Without changing a character, return the entries, but not the images they hold.

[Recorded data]
begin

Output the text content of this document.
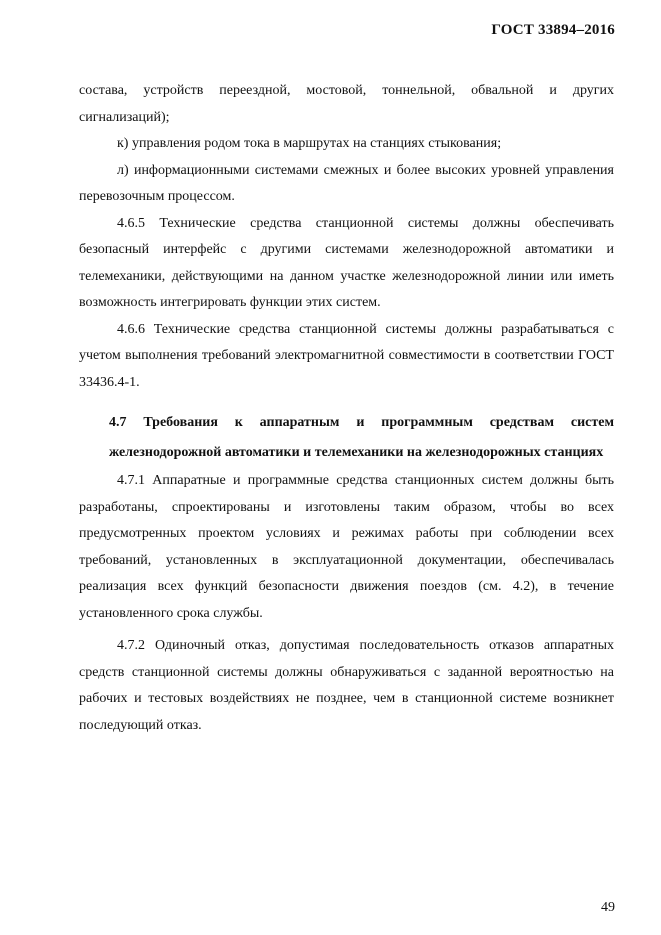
ГОСТ 33894–2016

состава, устройств переездной, мостовой, тоннельной, обвальной и других сигнализаций);

к) управления родом тока в маршрутах на станциях стыкования;

л) информационными системами смежных и более высоких уровней управления перевозочным процессом.

4.6.5 Технические средства станционной системы должны обеспечивать безопасный интерфейс с другими системами железнодорожной автоматики и телемеханики, действующими на данном участке железнодорожной линии или иметь возможность интегрировать функции этих систем.

4.6.6 Технические средства станционной системы должны разрабатываться с учетом выполнения требований электромагнитной совместимости в соответствии ГОСТ 33436.4-1.

4.7 Требования к аппаратным и программным средствам систем железнодорожной автоматики и телемеханики на железнодорожных станциях

4.7.1 Аппаратные и программные средства станционных систем должны быть разработаны, спроектированы и изготовлены таким образом, чтобы во всех предусмотренных проектом условиях и режимах работы при соблюдении всех требований, установленных в эксплуатационной документации, обеспечивалась реализация всех функций безопасности движения поездов (см. 4.2), в течение установленного срока службы.

4.7.2 Одиночный отказ, допустимая последовательность отказов аппаратных средств станционной системы должны обнаруживаться с заданной вероятностью на рабочих и тестовых воздействиях не позднее, чем в станционной системе возникнет последующий отказ.

49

end

Written response
Output the text content of this document.
ГОСТ 33894–2016

состава, устройств переездной, мостовой, тоннельной, обвальной и других сигнализаций);

к) управления родом тока в маршрутах на станциях стыкования;

л) информационными системами смежных и более высоких уровней управления перевозочным процессом.

4.6.5 Технические средства станционной системы должны обеспечивать безопасный интерфейс с другими системами железнодорожной автоматики и телемеханики, действующими на данном участке железнодорожной линии или иметь возможность интегрировать функции этих систем.

4.6.6 Технические средства станционной системы должны разрабатываться с учетом выполнения требований электромагнитной совместимости в соответствии ГОСТ 33436.4-1.

4.7 Требования к аппаратным и программным средствам систем железнодорожной автоматики и телемеханики на железнодорожных станциях

4.7.1 Аппаратные и программные средства станционных систем должны быть разработаны, спроектированы и изготовлены таким образом, чтобы во всех предусмотренных проектом условиях и режимах работы при соблюдении всех требований, установленных в эксплуатационной документации, обеспечивалась реализация всех функций безопасности движения поездов (см. 4.2), в течение установленного срока службы.

4.7.2 Одиночный отказ, допустимая последовательность отказов аппаратных средств станционной системы должны обнаруживаться с заданной вероятностью на рабочих и тестовых воздействиях не позднее, чем в станционной системе возникнет последующий отказ.

49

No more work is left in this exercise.